- **Data records**
— Begin —

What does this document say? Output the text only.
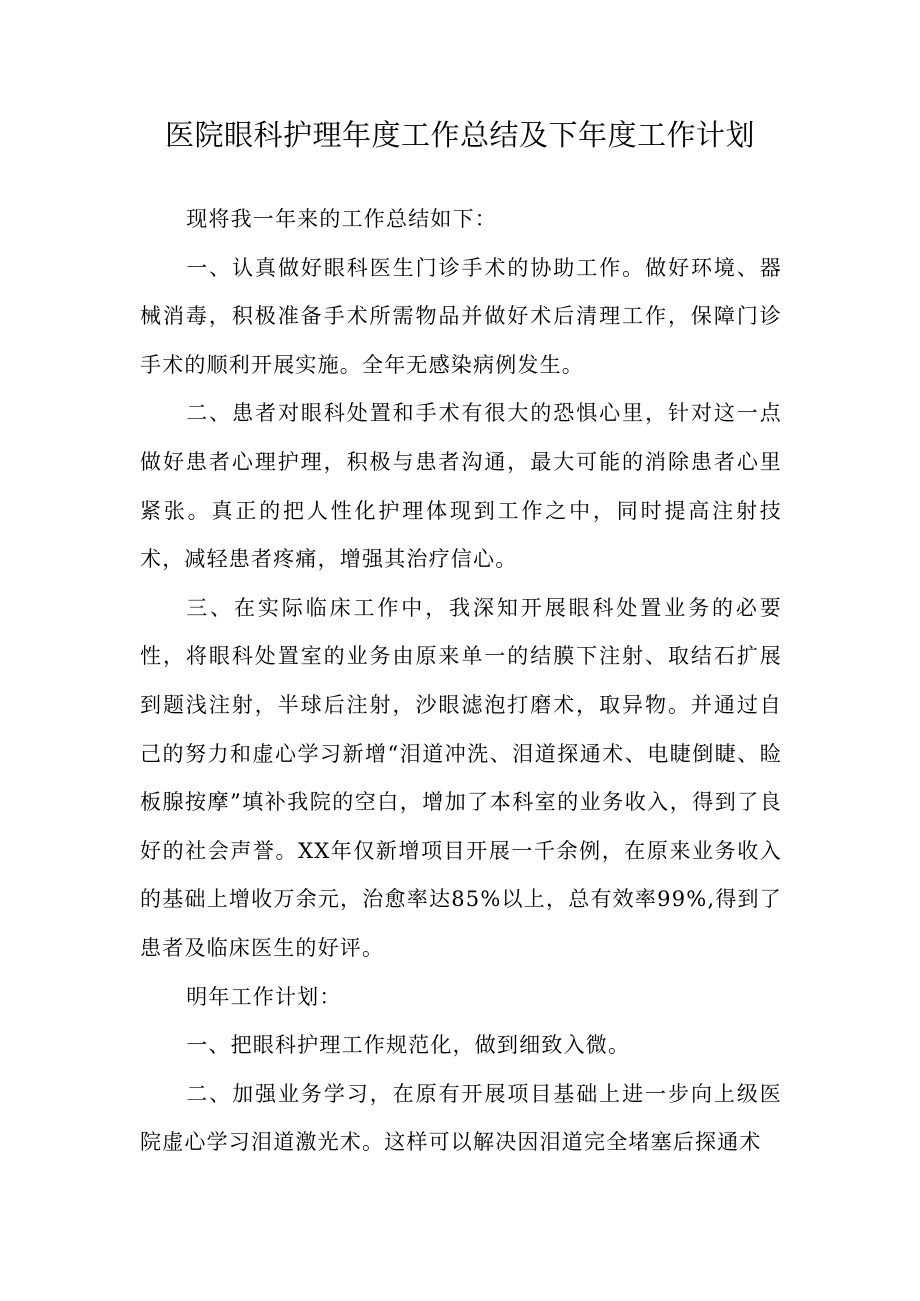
医院眼科护理年度工作总结及下年度工作计划

现将我一年来的工作总结如下：

一、认真做好眼科医生门诊手术的协助工作。做好环境、器械消毒，积极准备手术所需物品并做好术后清理工作，保障门诊手术的顺利开展实施。全年无感染病例发生。

二、患者对眼科处置和手术有很大的恐惧心里，针对这一点做好患者心理护理，积极与患者沟通，最大可能的消除患者心里紧张。真正的把人性化护理体现到工作之中，同时提高注射技术，减轻患者疼痛，增强其治疗信心。

三、在实际临床工作中，我深知开展眼科处置业务的必要性，将眼科处置室的业务由原来单一的结膜下注射、取结石扩展到题浅注射，半球后注射，沙眼滤泡打磨术，取异物。并通过自己的努力和虚心学习新增“泪道冲洗、泪道探通术、电睫倒睫、睑板腺按摩”填补我院的空白，增加了本科室的业务收入，得到了良好的社会声誉。XX年仅新增项目开展一千余例，在原来业务收入的基础上增收万余元，治愈率达85%以上，总有效率99%,得到了患者及临床医生的好评。

明年工作计划：

一、把眼科护理工作规范化，做到细致入微。

二、加强业务学习，在原有开展项目基础上进一步向上级医院虚心学习泪道激光术。这样可以解决因泪道完全堵塞后探通术
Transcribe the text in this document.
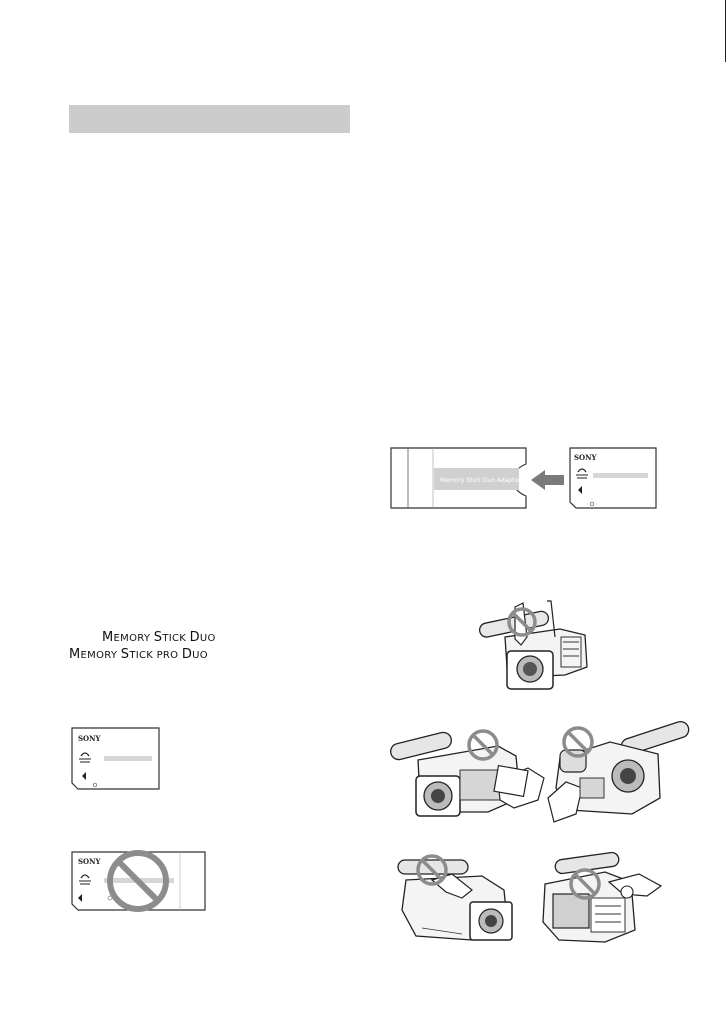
MEMORY STICK DUO
MEMORY STICK PRO DUO
Memory Stick Duo Adaptor
SONY
SONY
SONY
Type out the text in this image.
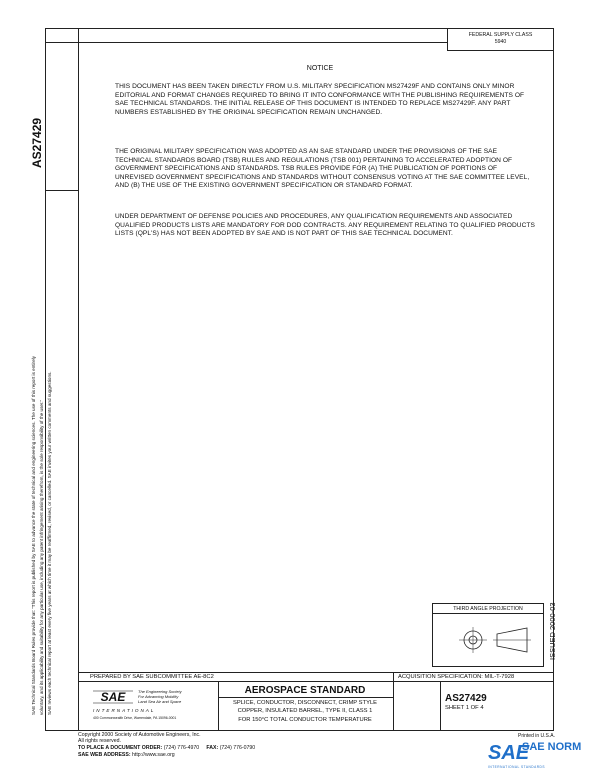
FEDERAL SUPPLY CLASS
5940
AS27429
SAE Technical Standards Board Rules provide that: "This report is published by SAE to advance the state of technical and engineering sciences. The use of this report is entirely voluntary, and its applicability and suitability for any particular use, including any patent infringement arising therefrom, is the sole responsibility of the user." SAE reviews each technical report at least every five years at which time it may be reaffirmed, revised, or cancelled. SAE invites your written comments and suggestions.
NOTICE
THIS DOCUMENT HAS BEEN TAKEN DIRECTLY FROM U.S. MILITARY SPECIFICATION MS27429F AND CONTAINS ONLY MINOR EDITORIAL AND FORMAT CHANGES REQUIRED TO BRING IT INTO CONFORMANCE WITH THE PUBLISHING REQUIREMENTS OF SAE TECHNICAL STANDARDS. THE INITIAL RELEASE OF THIS DOCUMENT IS INTENDED TO REPLACE MS27429F. ANY PART NUMBERS ESTABLISHED BY THE ORIGINAL SPECIFICATION REMAIN UNCHANGED.
THE ORIGINAL MILITARY SPECIFICATION WAS ADOPTED AS AN SAE STANDARD UNDER THE PROVISIONS OF THE SAE TECHNICAL STANDARDS BOARD (TSB) RULES AND REGULATIONS (TSB 001) PERTAINING TO ACCELERATED ADOPTION OF GOVERNMENT SPECIFICATIONS AND STANDARDS. TSB RULES PROVIDE FOR (A) THE PUBLICATION OF PORTIONS OF UNREVISED GOVERNMENT SPECIFICATIONS AND STANDARDS WITHOUT CONSENSUS VOTING AT THE SAE COMMITTEE LEVEL, AND (B) THE USE OF THE EXISTING GOVERNMENT SPECIFICATION OR STANDARD FORMAT.
UNDER DEPARTMENT OF DEFENSE POLICIES AND PROCEDURES, ANY QUALIFICATION REQUIREMENTS AND ASSOCIATED QUALIFIED PRODUCTS LISTS ARE MANDATORY FOR DOD CONTRACTS. ANY REQUIREMENT RELATING TO QUALIFIED PRODUCTS LISTS (QPL'S) HAS NOT BEEN ADOPTED BY SAE AND IS NOT PART OF THIS SAE TECHNICAL DOCUMENT.
ISSUED 2000-03
THIRD ANGLE PROJECTION
PREPARED BY SAE SUBCOMMITTEE AE-8C2	ACQUISITION SPECIFICATION: MIL-T-7928
AEROSPACE STANDARD
SPLICE, CONDUCTOR, DISCONNECT, CRIMP STYLE
COPPER, INSULATED BARREL, TYPE II, CLASS 1
FOR 150°C TOTAL CONDUCTOR TEMPERATURE
AS27429
SHEET 1 OF 4
SAE	The Engineering Society
For Advancing Mobility
Land Sea Air and Space
INTERNATIONAL
400 Commonwealth Drive, Warrendale, PA 15096-0001
Copyright 2000 Society of Automotive Engineers, Inc.
All rights reserved.
TO PLACE A DOCUMENT ORDER: (724) 776-4970 FAX: (724) 776-0790
SAE WEB ADDRESS: http://www.sae.org
Printed in U.S.A.
SAE
SAE NORM
INTERNATIONAL STANDARDS
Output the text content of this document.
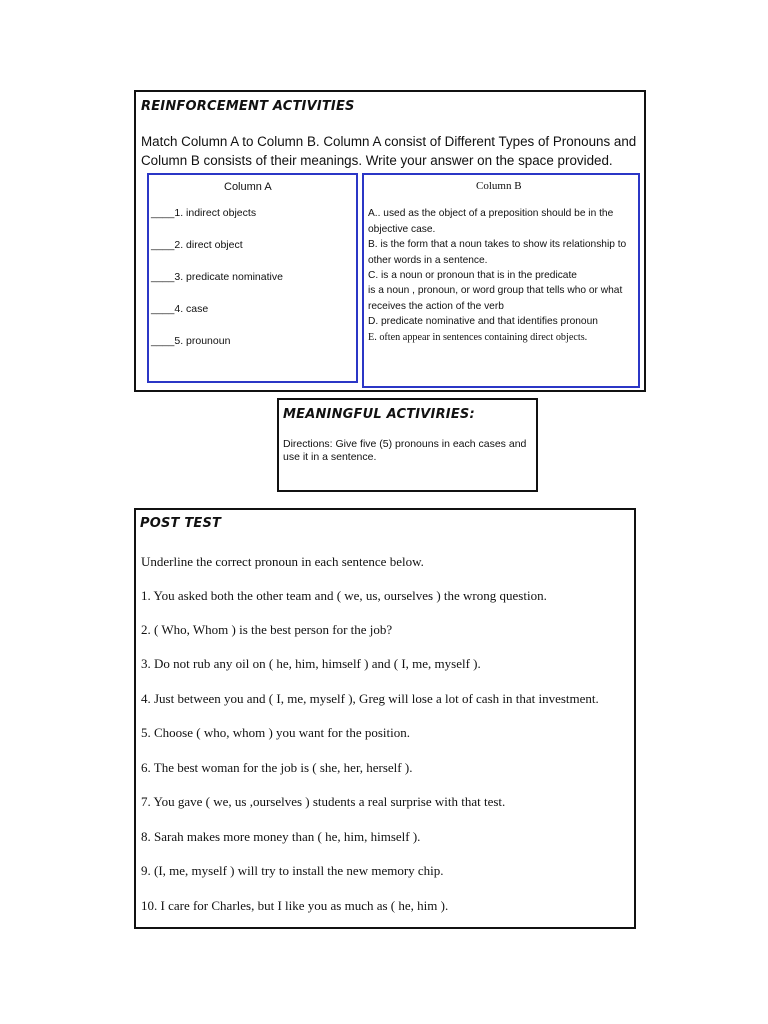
REINFORCEMENT ACTIVITIES
Match Column A to Column B. Column A consist of Different Types of Pronouns and Column B consists of their meanings. Write your answer on the space provided.
Column A
____1. indirect objects
____2. direct object
____3. predicate nominative
____4. case
____5. prounoun
Column B
A.. used as the object of a preposition should be in the objective case.
B. is the form that a noun takes to show its relationship to other words in a sentence.
C. is a noun or pronoun that is in the predicate
is a noun , pronoun, or word group that tells who or what receives the action of the verb
D. predicate nominative and that identifies pronoun
E. often appear in sentences containing direct objects.
MEANINGFUL ACTIVIRIES:
Directions: Give five (5) pronouns in each cases and use it in a sentence.
POST TEST
Underline the correct pronoun in each sentence below.
1. You asked both the other team and ( we, us, ourselves ) the wrong question.
2. ( Who, Whom ) is the best person for the job?
3. Do not rub any oil on ( he, him, himself ) and ( I, me, myself ).
4. Just between you and ( I, me, myself ), Greg will lose a lot of cash in that investment.
5. Choose ( who, whom ) you want for the position.
6. The best woman for the job is ( she, her, herself ).
7. You gave ( we, us ,ourselves ) students a real surprise with that test.
8. Sarah makes more money than ( he, him, himself ).
9. (I, me, myself ) will try to install the new memory chip.
10. I care for Charles, but I like you as much as ( he, him ).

— End —

Each record above must be returned exactly as written, with its pictures omitted.

What does this document say? Output the text only.
医院眼科护理年度工作总结及下年度工作计划

现将我一年来的工作总结如下：

一、认真做好眼科医生门诊手术的协助工作。做好环境、器械消毒，积极准备手术所需物品并做好术后清理工作，保障门诊手术的顺利开展实施。全年无感染病例发生。

二、患者对眼科处置和手术有很大的恐惧心里，针对这一点做好患者心理护理，积极与患者沟通，最大可能的消除患者心里紧张。真正的把人性化护理体现到工作之中，同时提高注射技术，减轻患者疼痛，增强其治疗信心。

三、在实际临床工作中，我深知开展眼科处置业务的必要性，将眼科处置室的业务由原来单一的结膜下注射、取结石扩展到题浅注射，半球后注射，沙眼滤泡打磨术，取异物。并通过自己的努力和虚心学习新增“泪道冲洗、泪道探通术、电睫倒睫、睑板腺按摩”填补我院的空白，增加了本科室的业务收入，得到了良好的社会声誉。XX年仅新增项目开展一千余例，在原来业务收入的基础上增收万余元，治愈率达85%以上，总有效率99%,得到了患者及临床医生的好评。

明年工作计划：

一、把眼科护理工作规范化，做到细致入微。

二、加强业务学习，在原有开展项目基础上进一步向上级医院虚心学习泪道激光术。这样可以解决因泪道完全堵塞后探通术
Transcribe the text in this document.
MEMORY STICK DUO
MEMORY STICK PRO DUO
Memory Stick Duo Adaptor
SONY
SONY
SONY
Type out the text in this image.
FEDERAL SUPPLY CLASS
5940
AS27429
SAE Technical Standards Board Rules provide that: "This report is published by SAE to advance the state of technical and engineering sciences. The use of this report is entirely voluntary, and its applicability and suitability for any particular use, including any patent infringement arising therefrom, is the sole responsibility of the user." SAE reviews each technical report at least every five years at which time it may be reaffirmed, revised, or cancelled. SAE invites your written comments and suggestions.
NOTICE
THIS DOCUMENT HAS BEEN TAKEN DIRECTLY FROM U.S. MILITARY SPECIFICATION MS27429F AND CONTAINS ONLY MINOR EDITORIAL AND FORMAT CHANGES REQUIRED TO BRING IT INTO CONFORMANCE WITH THE PUBLISHING REQUIREMENTS OF SAE TECHNICAL STANDARDS. THE INITIAL RELEASE OF THIS DOCUMENT IS INTENDED TO REPLACE MS27429F. ANY PART NUMBERS ESTABLISHED BY THE ORIGINAL SPECIFICATION REMAIN UNCHANGED.
THE ORIGINAL MILITARY SPECIFICATION WAS ADOPTED AS AN SAE STANDARD UNDER THE PROVISIONS OF THE SAE TECHNICAL STANDARDS BOARD (TSB) RULES AND REGULATIONS (TSB 001) PERTAINING TO ACCELERATED ADOPTION OF GOVERNMENT SPECIFICATIONS AND STANDARDS. TSB RULES PROVIDE FOR (A) THE PUBLICATION OF PORTIONS OF UNREVISED GOVERNMENT SPECIFICATIONS AND STANDARDS WITHOUT CONSENSUS VOTING AT THE SAE COMMITTEE LEVEL, AND (B) THE USE OF THE EXISTING GOVERNMENT SPECIFICATION OR STANDARD FORMAT.
UNDER DEPARTMENT OF DEFENSE POLICIES AND PROCEDURES, ANY QUALIFICATION REQUIREMENTS AND ASSOCIATED QUALIFIED PRODUCTS LISTS ARE MANDATORY FOR DOD CONTRACTS. ANY REQUIREMENT RELATING TO QUALIFIED PRODUCTS LISTS (QPL'S) HAS NOT BEEN ADOPTED BY SAE AND IS NOT PART OF THIS SAE TECHNICAL DOCUMENT.
ISSUED 2000-03
THIRD ANGLE PROJECTION
PREPARED BY SAE SUBCOMMITTEE AE-8C2	ACQUISITION SPECIFICATION: MIL-T-7928
AEROSPACE STANDARD
SPLICE, CONDUCTOR, DISCONNECT, CRIMP STYLE
COPPER, INSULATED BARREL, TYPE II, CLASS 1
FOR 150°C TOTAL CONDUCTOR TEMPERATURE
AS27429
SHEET 1 OF 4
SAE	The Engineering Society
For Advancing Mobility
Land Sea Air and Space
INTERNATIONAL
400 Commonwealth Drive, Warrendale, PA 15096-0001
Copyright 2000 Society of Automotive Engineers, Inc.
All rights reserved.
TO PLACE A DOCUMENT ORDER: (724) 776-4970 FAX: (724) 776-0790
SAE WEB ADDRESS: http://www.sae.org
Printed in U.S.A.
SAE
SAE NORM
INTERNATIONAL STANDARDS
Output the text content of this document.
REINFORCEMENT ACTIVITIES
Match Column A to Column B. Column A consist of Different Types of Pronouns and Column B consists of their meanings. Write your answer on the space provided.
Column A
____1. indirect objects
____2. direct object
____3. predicate nominative
____4. case
____5. prounoun
Column B
A.. used as the object of a preposition should be in the objective case.
B. is the form that a noun takes to show its relationship to other words in a sentence.
C. is a noun or pronoun that is in the predicate
is a noun , pronoun, or word group that tells who or what receives the action of the verb
D. predicate nominative and that identifies pronoun
E. often appear in sentences containing direct objects.
MEANINGFUL ACTIVIRIES:
Directions: Give five (5) pronouns in each cases and use it in a sentence.
POST TEST
Underline the correct pronoun in each sentence below.
1. You asked both the other team and ( we, us, ourselves ) the wrong question.
2. ( Who, Whom ) is the best person for the job?
3. Do not rub any oil on ( he, him, himself ) and ( I, me, myself ).
4. Just between you and ( I, me, myself ), Greg will lose a lot of cash in that investment.
5. Choose ( who, whom ) you want for the position.
6. The best woman for the job is ( she, her, herself ).
7. You gave ( we, us ,ourselves ) students a real surprise with that test.
8. Sarah makes more money than ( he, him, himself ).
9. (I, me, myself ) will try to install the new memory chip.
10. I care for Charles, but I like you as much as ( he, him ).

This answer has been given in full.